Directions> Write the material out again in full, word for word. Do not include the pictures.

# Material start

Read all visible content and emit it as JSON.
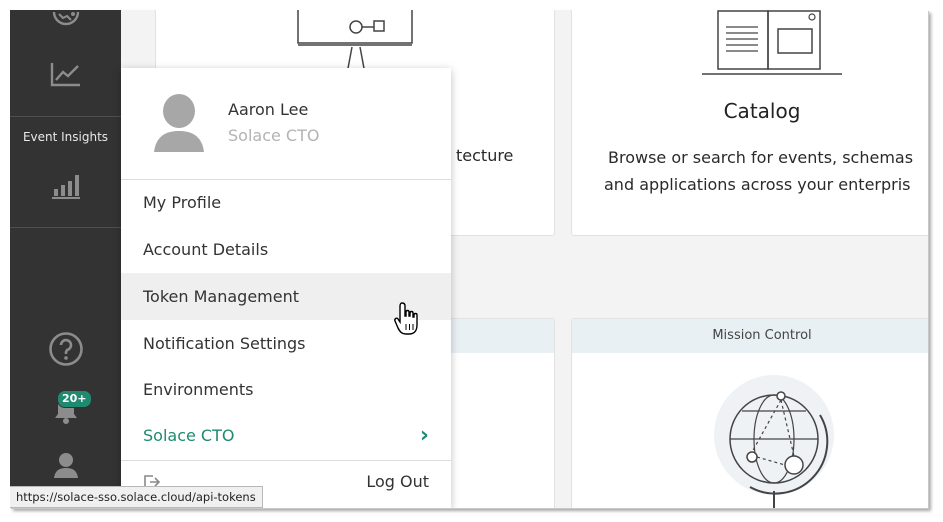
{
  "sidebar": {
    "section_label": "Event Insights",
    "notifications_badge": "20+",
    "icons": [
      "globe-icon",
      "chart-line-icon",
      "bar-chart-icon",
      "help-icon",
      "bell-icon",
      "user-icon"
    ]
  },
  "cards": {
    "designer": {
      "desc_fragment": "tecture"
    },
    "catalog": {
      "title": "Catalog",
      "desc_line1": "Browse or search for events, schemas",
      "desc_line2": "and applications across your enterpris"
    },
    "mission_control": {
      "header": "Mission Control"
    }
  },
  "user_menu": {
    "name": "Aaron Lee",
    "role": "Solace CTO",
    "items": [
      {
        "label": "My Profile"
      },
      {
        "label": "Account Details"
      },
      {
        "label": "Token Management",
        "active": true
      },
      {
        "label": "Notification Settings"
      },
      {
        "label": "Environments"
      }
    ],
    "org_label": "Solace CTO",
    "logout_label": "Log Out"
  },
  "status_bar": {
    "url": "https://solace-sso.solace.cloud/api-tokens"
  },
  "colors": {
    "sidebar": "#333333",
    "accent": "#1f8a70",
    "menu_hover": "#efefef"
  }
}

# Material end

Answer to this exercise>
Read all visible content and emit it as JSON.
{
  "sidebar": {
    "section_label": "Event Insights",
    "notifications_badge": "20+",
    "icons": [
      "globe-icon",
      "chart-line-icon",
      "bar-chart-icon",
      "help-icon",
      "bell-icon",
      "user-icon"
    ]
  },
  "cards": {
    "designer": {
      "desc_fragment": "tecture"
    },
    "catalog": {
      "title": "Catalog",
      "desc_line1": "Browse or search for events, schemas",
      "desc_line2": "and applications across your enterpris"
    },
    "mission_control": {
      "header": "Mission Control"
    }
  },
  "user_menu": {
    "name": "Aaron Lee",
    "role": "Solace CTO",
    "items": [
      {
        "label": "My Profile"
      },
      {
        "label": "Account Details"
      },
      {
        "label": "Token Management",
        "active": true
      },
      {
        "label": "Notification Settings"
      },
      {
        "label": "Environments"
      }
    ],
    "org_label": "Solace CTO",
    "logout_label": "Log Out"
  },
  "status_bar": {
    "url": "https://solace-sso.solace.cloud/api-tokens"
  },
  "colors": {
    "sidebar": "#333333",
    "accent": "#1f8a70",
    "menu_hover": "#efefef"
  }
}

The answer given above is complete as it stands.